Objective:
Write out all lines holding the word "попробовать".

(Data listing)
══════════

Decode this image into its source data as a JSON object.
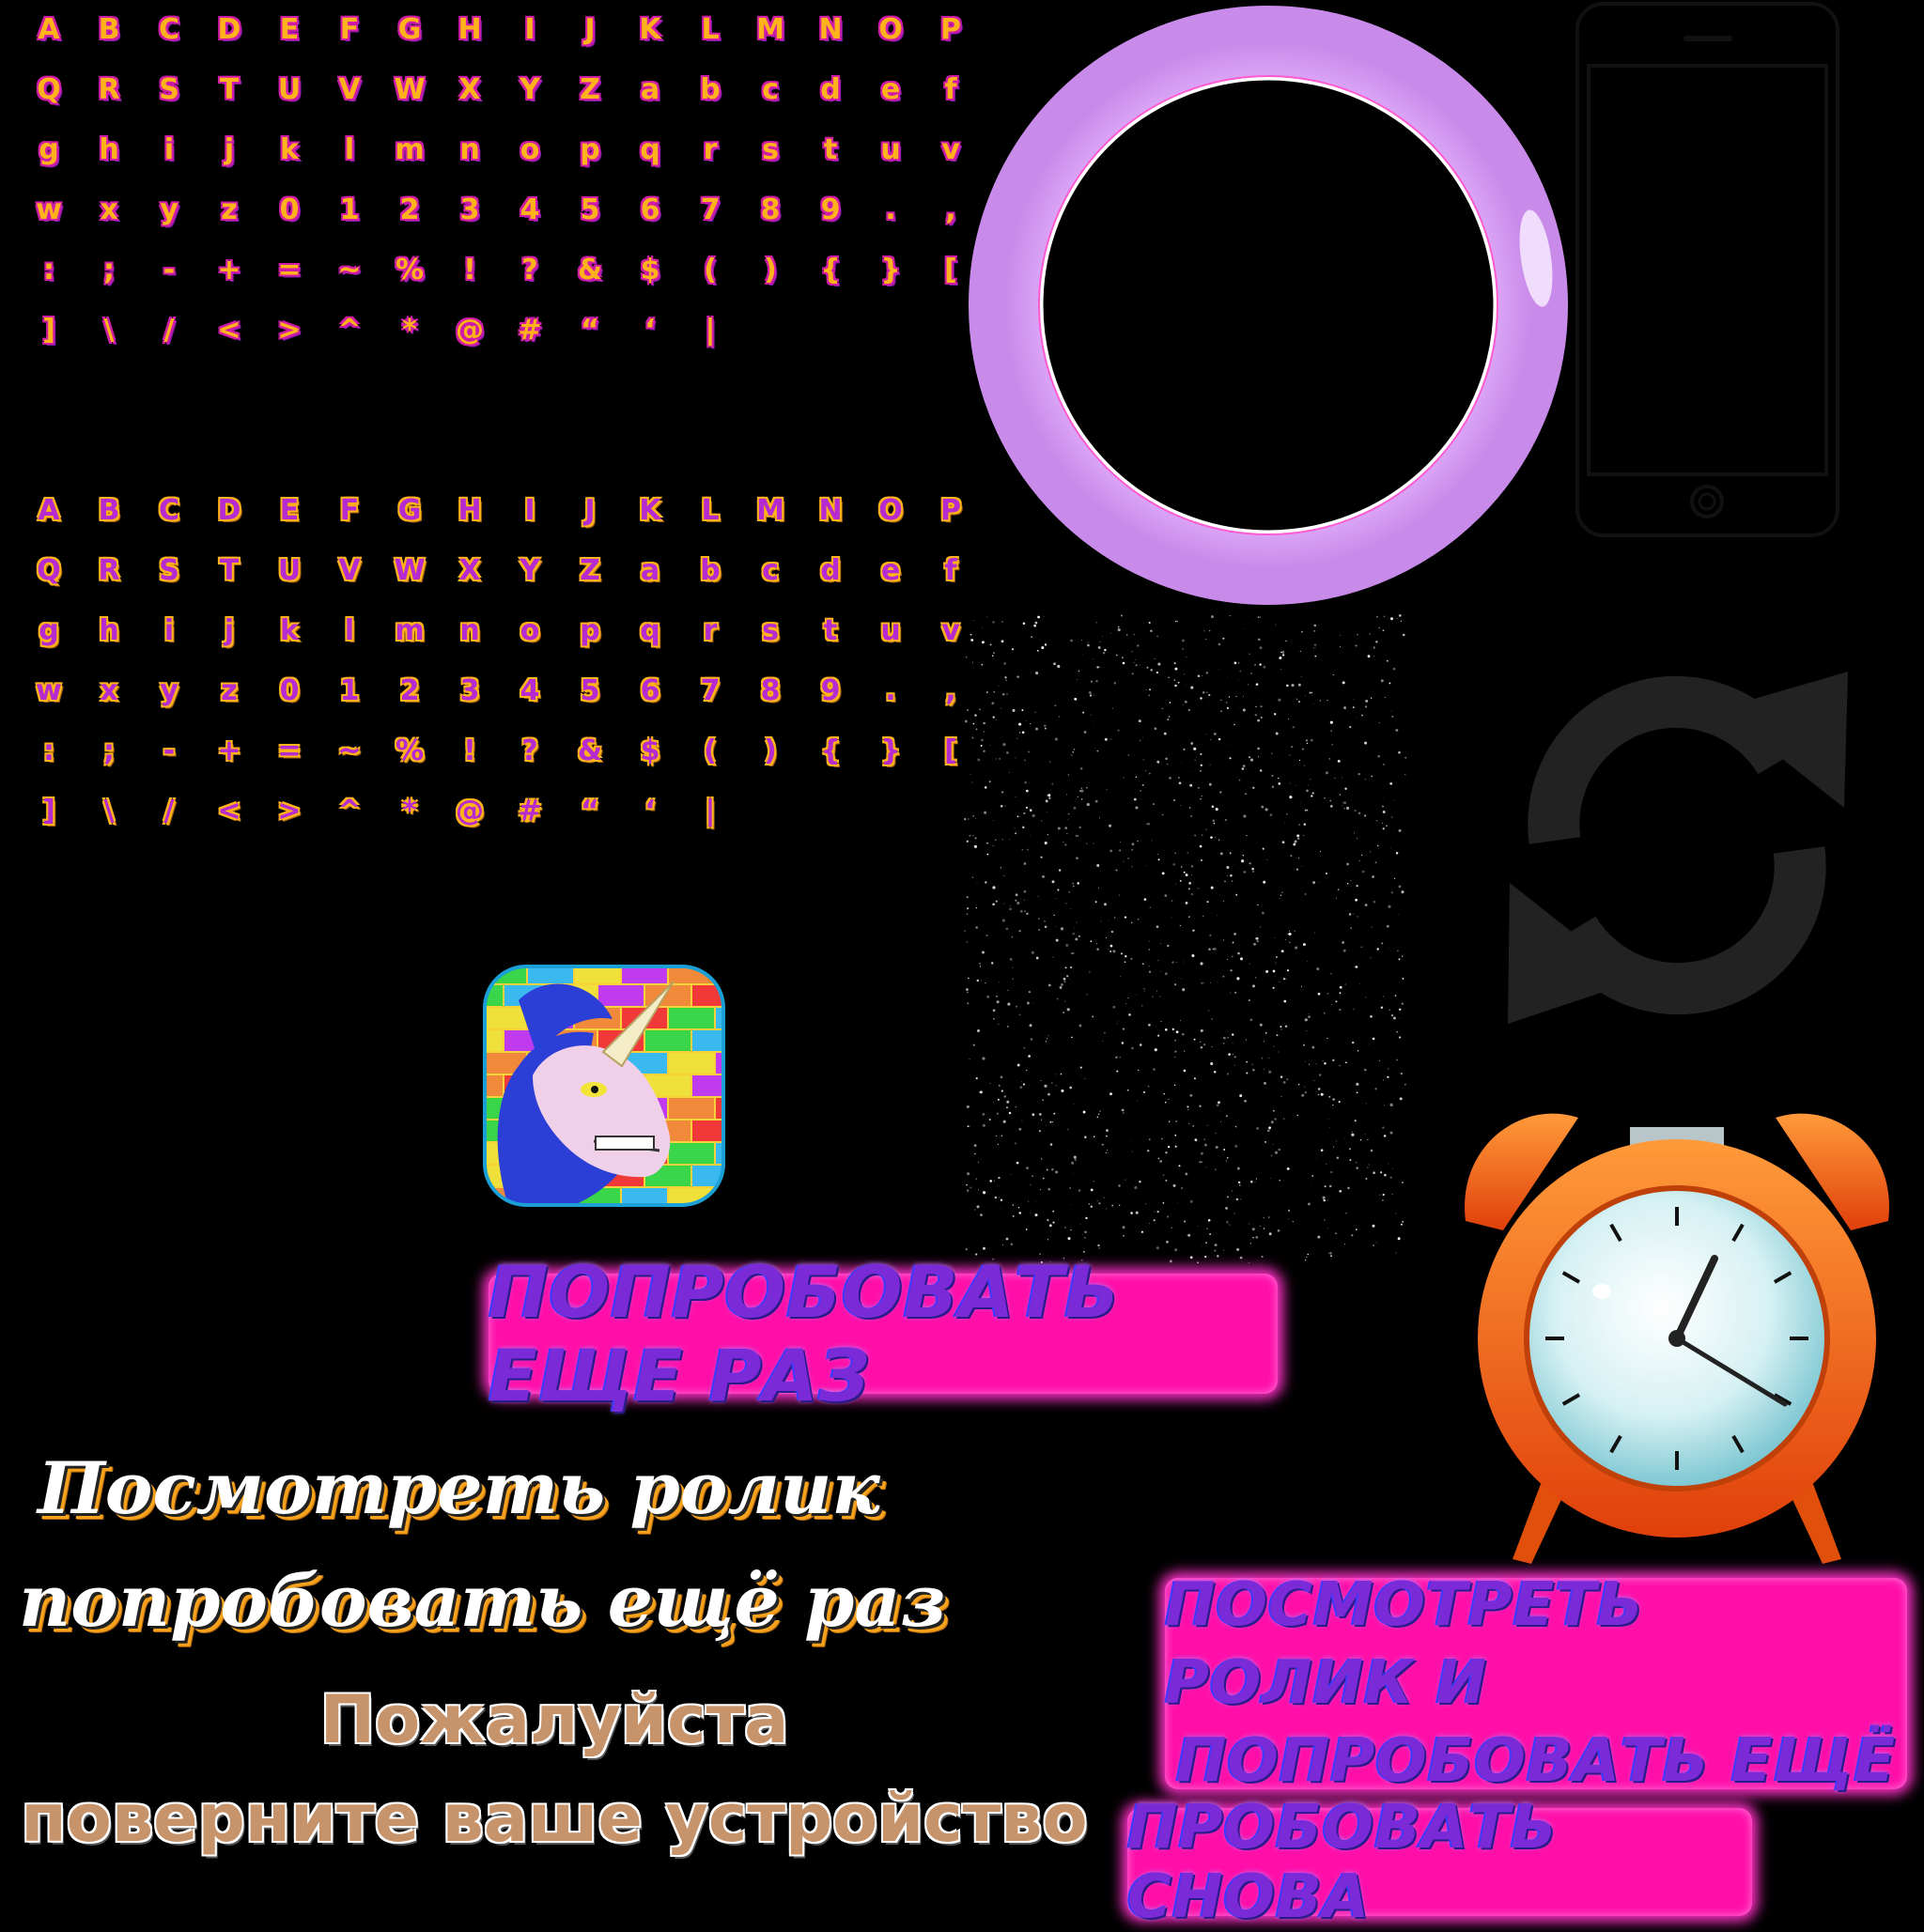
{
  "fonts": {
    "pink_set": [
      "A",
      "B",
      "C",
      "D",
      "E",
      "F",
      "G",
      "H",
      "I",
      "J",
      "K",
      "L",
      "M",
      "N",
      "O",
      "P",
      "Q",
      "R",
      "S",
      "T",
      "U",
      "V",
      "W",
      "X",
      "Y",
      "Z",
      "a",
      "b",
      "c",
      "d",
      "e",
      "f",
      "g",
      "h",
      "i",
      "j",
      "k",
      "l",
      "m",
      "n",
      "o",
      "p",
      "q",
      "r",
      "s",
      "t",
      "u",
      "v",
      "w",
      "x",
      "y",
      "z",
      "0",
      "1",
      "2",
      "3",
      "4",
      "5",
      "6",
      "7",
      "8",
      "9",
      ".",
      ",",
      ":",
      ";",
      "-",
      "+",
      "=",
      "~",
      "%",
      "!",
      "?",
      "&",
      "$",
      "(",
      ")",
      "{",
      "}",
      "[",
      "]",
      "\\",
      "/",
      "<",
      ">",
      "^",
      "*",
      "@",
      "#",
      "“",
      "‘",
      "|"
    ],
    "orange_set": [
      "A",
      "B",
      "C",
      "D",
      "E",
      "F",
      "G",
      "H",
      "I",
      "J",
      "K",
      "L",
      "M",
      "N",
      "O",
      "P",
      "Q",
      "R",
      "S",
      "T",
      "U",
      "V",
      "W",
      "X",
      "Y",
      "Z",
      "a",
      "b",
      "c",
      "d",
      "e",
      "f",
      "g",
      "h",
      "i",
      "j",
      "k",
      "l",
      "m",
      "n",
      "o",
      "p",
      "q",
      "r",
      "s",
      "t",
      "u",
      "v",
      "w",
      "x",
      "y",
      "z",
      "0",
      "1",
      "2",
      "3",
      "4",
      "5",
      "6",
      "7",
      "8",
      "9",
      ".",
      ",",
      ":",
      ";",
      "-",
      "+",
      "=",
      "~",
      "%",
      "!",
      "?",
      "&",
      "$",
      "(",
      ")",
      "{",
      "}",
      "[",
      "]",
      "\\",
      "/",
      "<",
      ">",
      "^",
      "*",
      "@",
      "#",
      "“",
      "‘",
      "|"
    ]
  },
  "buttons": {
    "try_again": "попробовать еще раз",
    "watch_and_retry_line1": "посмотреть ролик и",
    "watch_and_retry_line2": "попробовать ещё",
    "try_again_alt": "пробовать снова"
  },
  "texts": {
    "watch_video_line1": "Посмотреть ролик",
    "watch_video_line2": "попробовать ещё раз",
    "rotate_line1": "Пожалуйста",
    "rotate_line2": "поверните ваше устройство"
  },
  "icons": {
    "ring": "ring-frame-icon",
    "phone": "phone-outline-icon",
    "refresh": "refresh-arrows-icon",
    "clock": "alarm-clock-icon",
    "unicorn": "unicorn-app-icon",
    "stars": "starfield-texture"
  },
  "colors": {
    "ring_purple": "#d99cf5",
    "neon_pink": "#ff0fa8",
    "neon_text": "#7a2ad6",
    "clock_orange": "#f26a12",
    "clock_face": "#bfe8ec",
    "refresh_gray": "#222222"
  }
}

══════════

Solved exercise:
    "try_again": "попробовать еще раз",
    "watch_and_retry_line2": "попробовать ещё",
    "watch_video_line2": "попробовать ещё раз",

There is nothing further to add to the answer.